--- Listing ---

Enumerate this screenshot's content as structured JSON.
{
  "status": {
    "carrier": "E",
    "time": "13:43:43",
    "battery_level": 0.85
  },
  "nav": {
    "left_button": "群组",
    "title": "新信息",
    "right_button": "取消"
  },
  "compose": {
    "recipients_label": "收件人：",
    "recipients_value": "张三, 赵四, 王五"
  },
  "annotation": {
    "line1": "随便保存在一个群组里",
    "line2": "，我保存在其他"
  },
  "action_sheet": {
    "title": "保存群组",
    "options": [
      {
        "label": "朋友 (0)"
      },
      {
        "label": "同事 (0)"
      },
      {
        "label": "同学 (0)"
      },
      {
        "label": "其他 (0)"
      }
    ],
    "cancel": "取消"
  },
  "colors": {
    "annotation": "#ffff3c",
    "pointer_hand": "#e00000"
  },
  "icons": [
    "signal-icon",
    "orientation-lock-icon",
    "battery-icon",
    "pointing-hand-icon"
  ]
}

---

- **The request**
Reproduce the records in full, exactly as written.

- **Response**
Enumerate this screenshot's content as structured JSON.
{
  "status": {
    "carrier": "E",
    "time": "13:43:43",
    "battery_level": 0.85
  },
  "nav": {
    "left_button": "群组",
    "title": "新信息",
    "right_button": "取消"
  },
  "compose": {
    "recipients_label": "收件人：",
    "recipients_value": "张三, 赵四, 王五"
  },
  "annotation": {
    "line1": "随便保存在一个群组里",
    "line2": "，我保存在其他"
  },
  "action_sheet": {
    "title": "保存群组",
    "options": [
      {
        "label": "朋友 (0)"
      },
      {
        "label": "同事 (0)"
      },
      {
        "label": "同学 (0)"
      },
      {
        "label": "其他 (0)"
      }
    ],
    "cancel": "取消"
  },
  "colors": {
    "annotation": "#ffff3c",
    "pointer_hand": "#e00000"
  },
  "icons": [
    "signal-icon",
    "orientation-lock-icon",
    "battery-icon",
    "pointing-hand-icon"
  ]
}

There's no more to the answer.